> _Work to be completed_
How many lines in the records below hold the string "data"? Please answer with the number and nothing more.

··· Listed records

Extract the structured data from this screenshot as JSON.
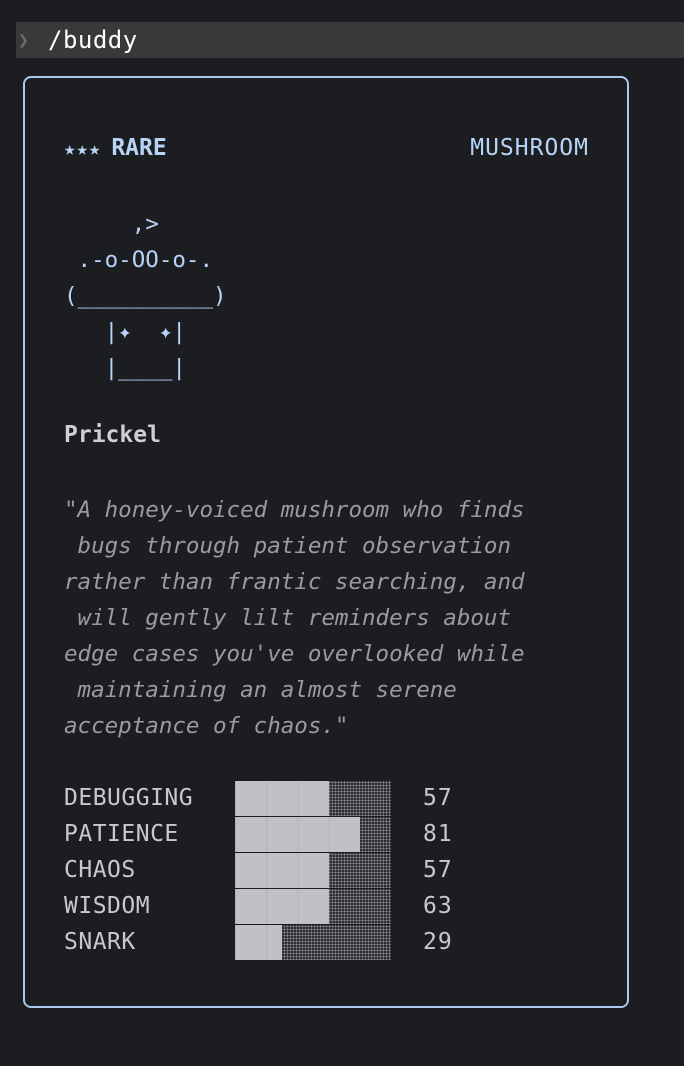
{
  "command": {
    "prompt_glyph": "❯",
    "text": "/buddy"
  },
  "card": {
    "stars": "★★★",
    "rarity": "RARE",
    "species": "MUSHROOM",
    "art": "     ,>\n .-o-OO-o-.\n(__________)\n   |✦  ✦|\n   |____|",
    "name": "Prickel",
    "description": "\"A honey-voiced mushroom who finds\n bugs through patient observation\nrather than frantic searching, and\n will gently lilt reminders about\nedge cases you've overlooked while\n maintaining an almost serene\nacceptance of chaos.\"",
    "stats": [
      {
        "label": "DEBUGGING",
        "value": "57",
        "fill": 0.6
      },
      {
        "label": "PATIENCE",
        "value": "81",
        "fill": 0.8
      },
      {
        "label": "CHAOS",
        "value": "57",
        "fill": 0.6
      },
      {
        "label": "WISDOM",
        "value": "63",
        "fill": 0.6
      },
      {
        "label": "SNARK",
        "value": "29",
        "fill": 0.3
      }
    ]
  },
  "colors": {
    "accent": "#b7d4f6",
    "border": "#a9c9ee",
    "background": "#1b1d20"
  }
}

······
··· Listed records

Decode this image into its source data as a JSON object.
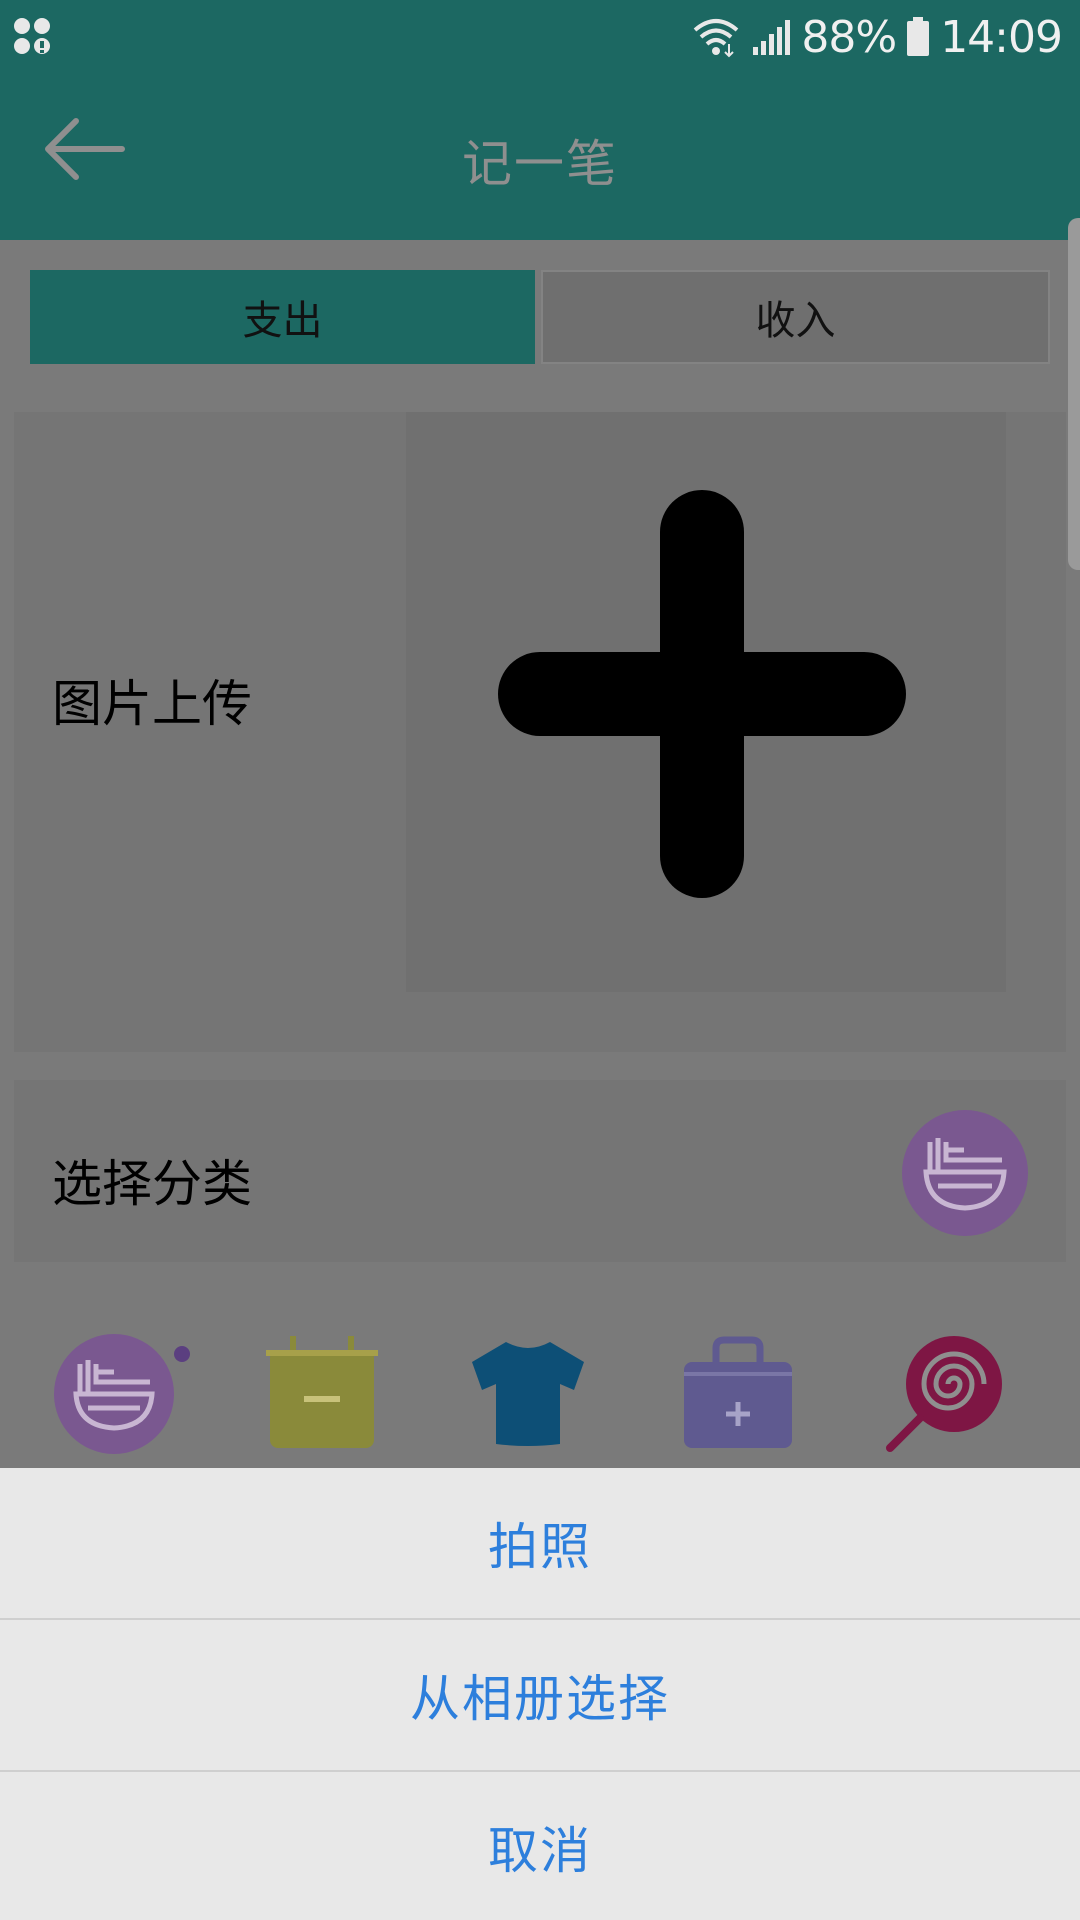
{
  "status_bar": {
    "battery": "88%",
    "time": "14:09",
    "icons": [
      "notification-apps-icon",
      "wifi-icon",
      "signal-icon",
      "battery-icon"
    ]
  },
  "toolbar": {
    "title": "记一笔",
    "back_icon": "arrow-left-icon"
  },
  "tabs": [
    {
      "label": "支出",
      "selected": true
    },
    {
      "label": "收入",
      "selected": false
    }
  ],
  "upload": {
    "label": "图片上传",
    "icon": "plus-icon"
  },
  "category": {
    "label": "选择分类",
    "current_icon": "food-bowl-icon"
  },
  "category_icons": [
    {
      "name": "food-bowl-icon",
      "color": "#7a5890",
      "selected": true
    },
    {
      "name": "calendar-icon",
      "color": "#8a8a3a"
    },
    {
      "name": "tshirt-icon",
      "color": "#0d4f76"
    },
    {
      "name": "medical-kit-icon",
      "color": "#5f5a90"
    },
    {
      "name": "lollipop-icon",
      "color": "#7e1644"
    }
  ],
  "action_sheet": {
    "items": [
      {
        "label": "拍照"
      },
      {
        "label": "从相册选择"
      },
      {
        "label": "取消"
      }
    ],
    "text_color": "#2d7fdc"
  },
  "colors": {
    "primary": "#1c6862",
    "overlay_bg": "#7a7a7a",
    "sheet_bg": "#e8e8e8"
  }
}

······

> _Completed exercise_
2